*Aim:*
Please pull out every line that includes the string "Paver".

*Exercise input:*

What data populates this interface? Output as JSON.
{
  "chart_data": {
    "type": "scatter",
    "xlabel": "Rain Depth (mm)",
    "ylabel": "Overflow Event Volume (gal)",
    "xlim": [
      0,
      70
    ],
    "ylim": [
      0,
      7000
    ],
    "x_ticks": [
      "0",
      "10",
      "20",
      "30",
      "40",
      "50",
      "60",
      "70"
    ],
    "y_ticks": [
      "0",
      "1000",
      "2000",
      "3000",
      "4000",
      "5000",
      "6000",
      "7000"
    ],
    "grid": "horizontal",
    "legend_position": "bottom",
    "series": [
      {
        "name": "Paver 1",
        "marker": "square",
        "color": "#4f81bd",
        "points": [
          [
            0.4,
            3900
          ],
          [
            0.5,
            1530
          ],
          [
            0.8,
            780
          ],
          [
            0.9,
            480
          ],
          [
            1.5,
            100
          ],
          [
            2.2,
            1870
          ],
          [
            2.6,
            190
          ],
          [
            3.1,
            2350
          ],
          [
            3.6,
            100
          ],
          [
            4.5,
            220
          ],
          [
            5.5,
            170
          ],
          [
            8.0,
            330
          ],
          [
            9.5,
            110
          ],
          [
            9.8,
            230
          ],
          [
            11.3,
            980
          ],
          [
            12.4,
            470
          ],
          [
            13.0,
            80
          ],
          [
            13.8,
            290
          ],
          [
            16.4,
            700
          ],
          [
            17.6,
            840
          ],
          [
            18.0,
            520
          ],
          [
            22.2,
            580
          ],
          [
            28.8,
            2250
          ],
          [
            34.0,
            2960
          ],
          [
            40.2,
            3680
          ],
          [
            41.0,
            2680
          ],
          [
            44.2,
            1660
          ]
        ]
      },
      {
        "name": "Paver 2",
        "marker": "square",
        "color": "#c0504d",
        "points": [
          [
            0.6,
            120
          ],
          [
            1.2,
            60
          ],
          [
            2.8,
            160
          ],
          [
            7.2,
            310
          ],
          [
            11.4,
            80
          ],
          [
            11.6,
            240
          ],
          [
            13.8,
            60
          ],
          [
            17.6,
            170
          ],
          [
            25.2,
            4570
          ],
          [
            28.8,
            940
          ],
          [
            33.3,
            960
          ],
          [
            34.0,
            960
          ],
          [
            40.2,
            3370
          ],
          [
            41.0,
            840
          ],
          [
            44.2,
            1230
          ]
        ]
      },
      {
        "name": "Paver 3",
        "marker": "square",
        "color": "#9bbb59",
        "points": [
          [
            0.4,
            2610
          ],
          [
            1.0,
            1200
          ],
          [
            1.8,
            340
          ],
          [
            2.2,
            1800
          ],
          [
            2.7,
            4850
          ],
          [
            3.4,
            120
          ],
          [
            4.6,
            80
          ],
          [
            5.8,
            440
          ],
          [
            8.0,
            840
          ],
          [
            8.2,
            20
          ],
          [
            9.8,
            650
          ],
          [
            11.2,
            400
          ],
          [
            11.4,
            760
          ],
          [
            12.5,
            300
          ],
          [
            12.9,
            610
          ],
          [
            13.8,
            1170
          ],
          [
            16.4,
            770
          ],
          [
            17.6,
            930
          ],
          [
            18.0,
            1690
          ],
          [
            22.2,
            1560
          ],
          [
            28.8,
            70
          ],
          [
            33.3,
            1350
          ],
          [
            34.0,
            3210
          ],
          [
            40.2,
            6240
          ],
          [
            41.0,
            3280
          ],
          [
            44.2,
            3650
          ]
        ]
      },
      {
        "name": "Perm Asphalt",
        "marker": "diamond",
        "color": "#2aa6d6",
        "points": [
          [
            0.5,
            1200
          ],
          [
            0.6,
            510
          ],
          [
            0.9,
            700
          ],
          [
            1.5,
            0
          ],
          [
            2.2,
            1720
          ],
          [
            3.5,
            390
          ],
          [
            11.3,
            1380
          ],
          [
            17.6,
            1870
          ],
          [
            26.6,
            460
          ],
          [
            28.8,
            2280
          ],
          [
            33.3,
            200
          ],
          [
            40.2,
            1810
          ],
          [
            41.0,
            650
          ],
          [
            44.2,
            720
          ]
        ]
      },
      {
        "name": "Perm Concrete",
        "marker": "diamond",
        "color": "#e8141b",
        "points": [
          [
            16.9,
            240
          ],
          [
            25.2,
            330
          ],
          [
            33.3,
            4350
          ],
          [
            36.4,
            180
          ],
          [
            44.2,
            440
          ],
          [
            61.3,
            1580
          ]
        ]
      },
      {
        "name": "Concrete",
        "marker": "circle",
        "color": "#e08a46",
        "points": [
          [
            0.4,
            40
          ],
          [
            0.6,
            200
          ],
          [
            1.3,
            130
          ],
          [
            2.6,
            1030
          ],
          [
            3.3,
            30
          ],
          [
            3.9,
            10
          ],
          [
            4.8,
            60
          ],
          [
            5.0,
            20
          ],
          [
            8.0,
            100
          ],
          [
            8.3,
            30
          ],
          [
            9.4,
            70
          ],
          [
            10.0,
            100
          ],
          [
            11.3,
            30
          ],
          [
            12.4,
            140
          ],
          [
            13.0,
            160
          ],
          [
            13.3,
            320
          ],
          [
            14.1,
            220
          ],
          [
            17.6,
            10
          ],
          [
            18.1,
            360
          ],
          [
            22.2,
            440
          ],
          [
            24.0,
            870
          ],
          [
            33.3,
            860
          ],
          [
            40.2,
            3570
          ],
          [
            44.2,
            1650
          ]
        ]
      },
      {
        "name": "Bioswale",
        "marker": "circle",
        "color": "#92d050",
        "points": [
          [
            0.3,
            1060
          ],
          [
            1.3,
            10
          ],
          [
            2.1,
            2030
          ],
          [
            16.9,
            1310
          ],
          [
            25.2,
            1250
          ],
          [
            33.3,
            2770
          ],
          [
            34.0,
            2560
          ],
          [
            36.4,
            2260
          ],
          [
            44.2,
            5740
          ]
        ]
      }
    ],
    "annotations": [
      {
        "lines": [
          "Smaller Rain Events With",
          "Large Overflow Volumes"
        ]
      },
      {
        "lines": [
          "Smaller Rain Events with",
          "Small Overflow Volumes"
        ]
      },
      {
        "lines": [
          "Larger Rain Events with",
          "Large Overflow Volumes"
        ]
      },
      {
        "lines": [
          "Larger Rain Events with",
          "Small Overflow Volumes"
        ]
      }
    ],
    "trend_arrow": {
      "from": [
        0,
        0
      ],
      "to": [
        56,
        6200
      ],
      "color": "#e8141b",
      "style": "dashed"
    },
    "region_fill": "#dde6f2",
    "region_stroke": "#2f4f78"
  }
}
--
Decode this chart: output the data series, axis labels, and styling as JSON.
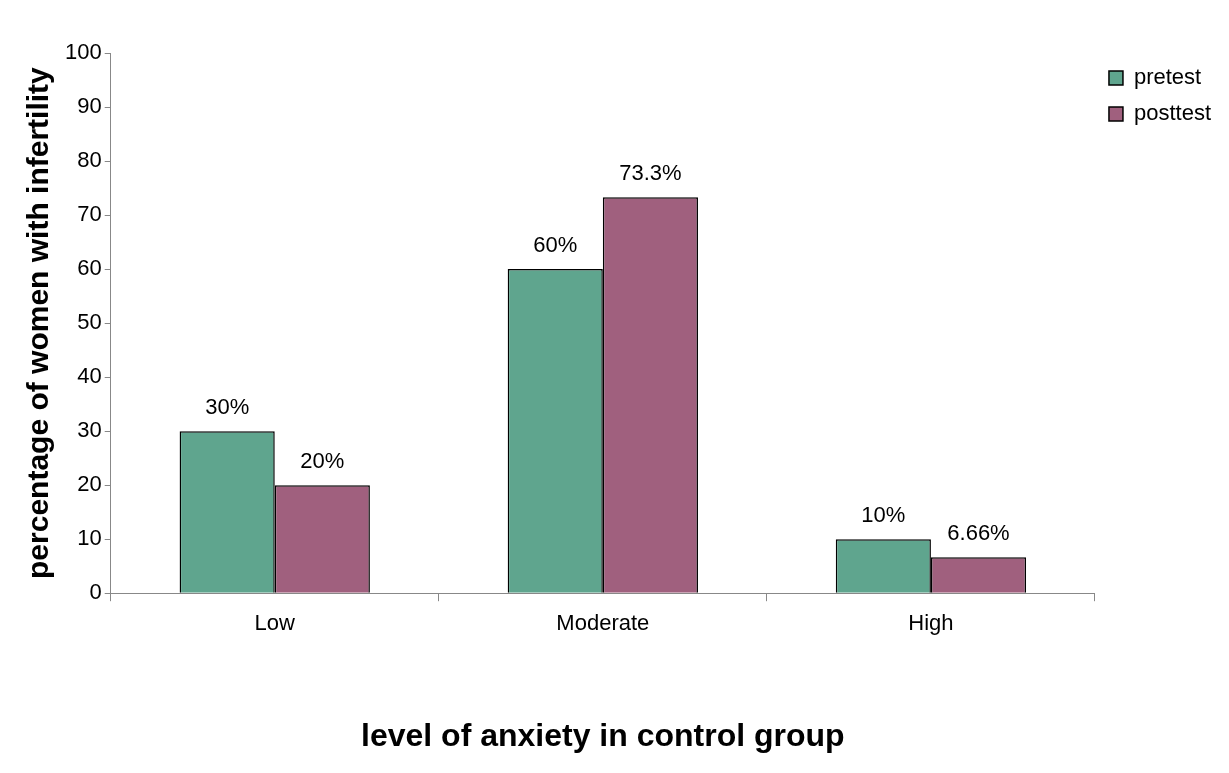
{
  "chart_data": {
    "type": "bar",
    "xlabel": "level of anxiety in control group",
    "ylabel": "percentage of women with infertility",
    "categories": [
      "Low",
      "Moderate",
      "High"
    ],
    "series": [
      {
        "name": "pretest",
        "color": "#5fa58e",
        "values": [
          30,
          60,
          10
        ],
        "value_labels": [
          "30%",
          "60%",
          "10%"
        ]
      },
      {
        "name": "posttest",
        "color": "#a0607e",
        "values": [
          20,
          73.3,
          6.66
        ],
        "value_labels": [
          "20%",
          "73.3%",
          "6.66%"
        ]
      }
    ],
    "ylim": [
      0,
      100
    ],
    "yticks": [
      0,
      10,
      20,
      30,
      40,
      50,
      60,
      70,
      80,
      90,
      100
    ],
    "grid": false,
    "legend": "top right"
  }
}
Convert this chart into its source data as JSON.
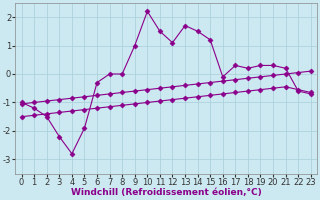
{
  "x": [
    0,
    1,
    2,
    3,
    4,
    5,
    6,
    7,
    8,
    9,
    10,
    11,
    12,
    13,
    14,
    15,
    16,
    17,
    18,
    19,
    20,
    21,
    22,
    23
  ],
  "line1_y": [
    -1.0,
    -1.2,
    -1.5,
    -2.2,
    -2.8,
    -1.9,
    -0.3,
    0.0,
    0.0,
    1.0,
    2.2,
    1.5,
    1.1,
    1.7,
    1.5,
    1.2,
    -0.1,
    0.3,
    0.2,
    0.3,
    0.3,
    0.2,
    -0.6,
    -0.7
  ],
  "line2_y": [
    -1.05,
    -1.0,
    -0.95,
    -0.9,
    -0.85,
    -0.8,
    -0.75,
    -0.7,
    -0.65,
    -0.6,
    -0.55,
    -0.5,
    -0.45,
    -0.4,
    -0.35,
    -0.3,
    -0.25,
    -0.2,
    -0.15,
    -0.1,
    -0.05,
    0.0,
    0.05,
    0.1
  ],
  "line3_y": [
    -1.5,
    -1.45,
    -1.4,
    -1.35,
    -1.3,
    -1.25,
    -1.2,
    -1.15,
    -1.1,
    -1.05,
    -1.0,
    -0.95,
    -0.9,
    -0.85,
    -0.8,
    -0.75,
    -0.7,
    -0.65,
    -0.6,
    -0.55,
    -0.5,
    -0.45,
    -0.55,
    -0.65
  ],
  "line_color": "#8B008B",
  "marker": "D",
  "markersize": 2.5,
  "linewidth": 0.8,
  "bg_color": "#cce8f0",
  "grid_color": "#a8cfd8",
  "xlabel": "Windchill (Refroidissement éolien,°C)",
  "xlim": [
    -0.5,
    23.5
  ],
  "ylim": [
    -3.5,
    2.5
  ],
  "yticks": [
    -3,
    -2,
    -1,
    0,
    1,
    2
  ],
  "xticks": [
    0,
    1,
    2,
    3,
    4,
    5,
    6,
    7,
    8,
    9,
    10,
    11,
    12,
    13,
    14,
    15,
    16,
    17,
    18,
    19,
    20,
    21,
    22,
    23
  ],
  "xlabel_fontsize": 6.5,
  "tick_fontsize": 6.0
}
--
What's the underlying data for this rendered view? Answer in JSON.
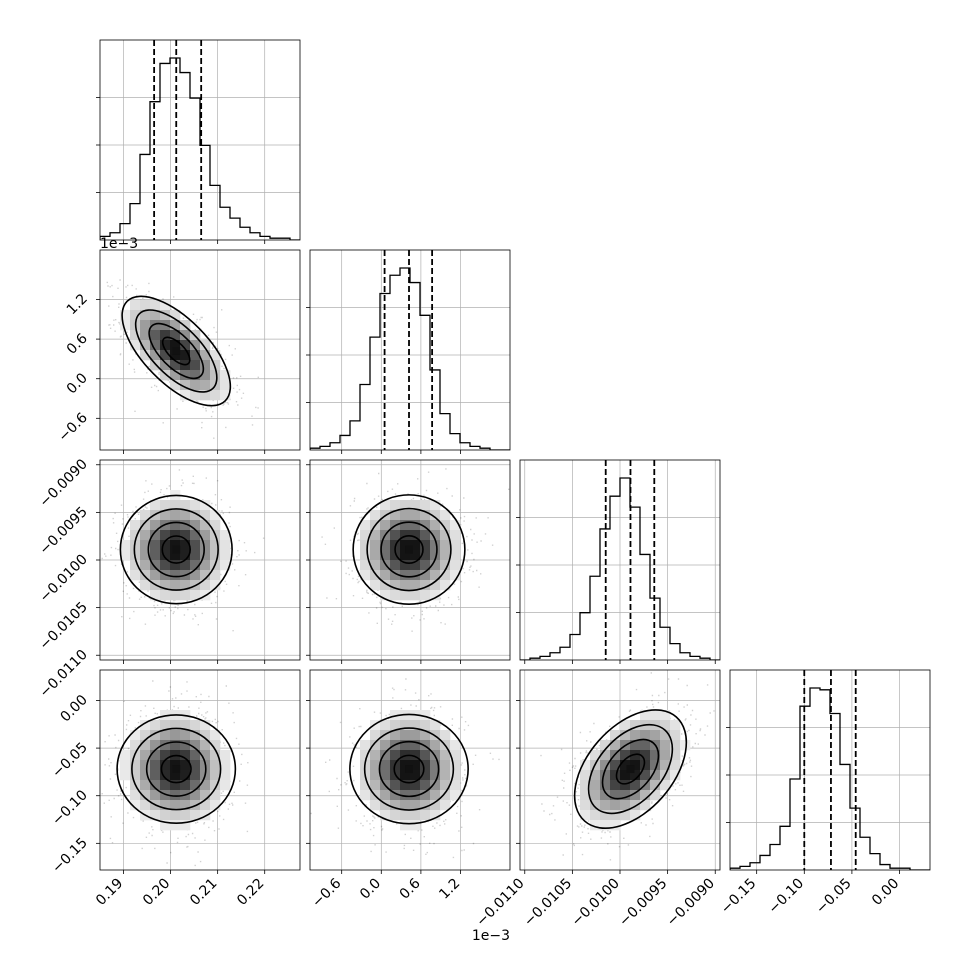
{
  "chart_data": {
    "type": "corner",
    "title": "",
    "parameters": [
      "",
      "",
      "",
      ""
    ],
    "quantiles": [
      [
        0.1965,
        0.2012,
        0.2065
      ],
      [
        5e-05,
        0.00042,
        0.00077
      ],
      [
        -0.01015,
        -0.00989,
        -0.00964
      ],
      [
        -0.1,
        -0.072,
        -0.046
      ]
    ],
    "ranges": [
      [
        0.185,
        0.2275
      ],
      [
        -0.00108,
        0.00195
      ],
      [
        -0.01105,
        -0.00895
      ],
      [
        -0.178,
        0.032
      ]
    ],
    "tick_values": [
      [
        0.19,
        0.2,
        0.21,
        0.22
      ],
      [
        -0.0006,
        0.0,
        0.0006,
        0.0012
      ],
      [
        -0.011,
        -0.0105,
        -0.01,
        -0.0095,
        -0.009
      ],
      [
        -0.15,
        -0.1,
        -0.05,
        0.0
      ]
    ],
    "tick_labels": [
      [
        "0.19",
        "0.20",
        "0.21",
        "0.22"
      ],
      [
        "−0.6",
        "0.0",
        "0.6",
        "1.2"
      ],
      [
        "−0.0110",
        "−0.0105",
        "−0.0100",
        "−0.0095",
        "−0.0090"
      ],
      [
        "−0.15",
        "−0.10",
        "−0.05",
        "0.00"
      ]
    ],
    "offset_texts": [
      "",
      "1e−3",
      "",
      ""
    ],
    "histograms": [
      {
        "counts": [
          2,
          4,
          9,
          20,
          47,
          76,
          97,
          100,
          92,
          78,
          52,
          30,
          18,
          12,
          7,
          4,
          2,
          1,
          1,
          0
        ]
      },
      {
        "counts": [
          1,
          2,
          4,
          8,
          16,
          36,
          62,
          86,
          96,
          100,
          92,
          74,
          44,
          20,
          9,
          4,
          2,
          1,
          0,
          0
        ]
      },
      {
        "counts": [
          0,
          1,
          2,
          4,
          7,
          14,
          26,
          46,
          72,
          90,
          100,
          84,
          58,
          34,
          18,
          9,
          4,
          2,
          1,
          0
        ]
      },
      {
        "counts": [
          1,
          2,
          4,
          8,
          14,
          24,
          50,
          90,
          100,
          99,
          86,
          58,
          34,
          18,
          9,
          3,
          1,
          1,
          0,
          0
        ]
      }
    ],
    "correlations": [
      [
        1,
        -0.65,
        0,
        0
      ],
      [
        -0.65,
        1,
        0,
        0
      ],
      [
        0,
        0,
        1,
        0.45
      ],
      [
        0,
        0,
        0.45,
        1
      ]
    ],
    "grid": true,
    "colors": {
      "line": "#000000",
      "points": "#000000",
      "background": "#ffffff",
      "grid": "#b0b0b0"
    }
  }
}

*Written response:*
        "name": "Paver 1",
        "name": "Paver 2",
        "name": "Paver 3",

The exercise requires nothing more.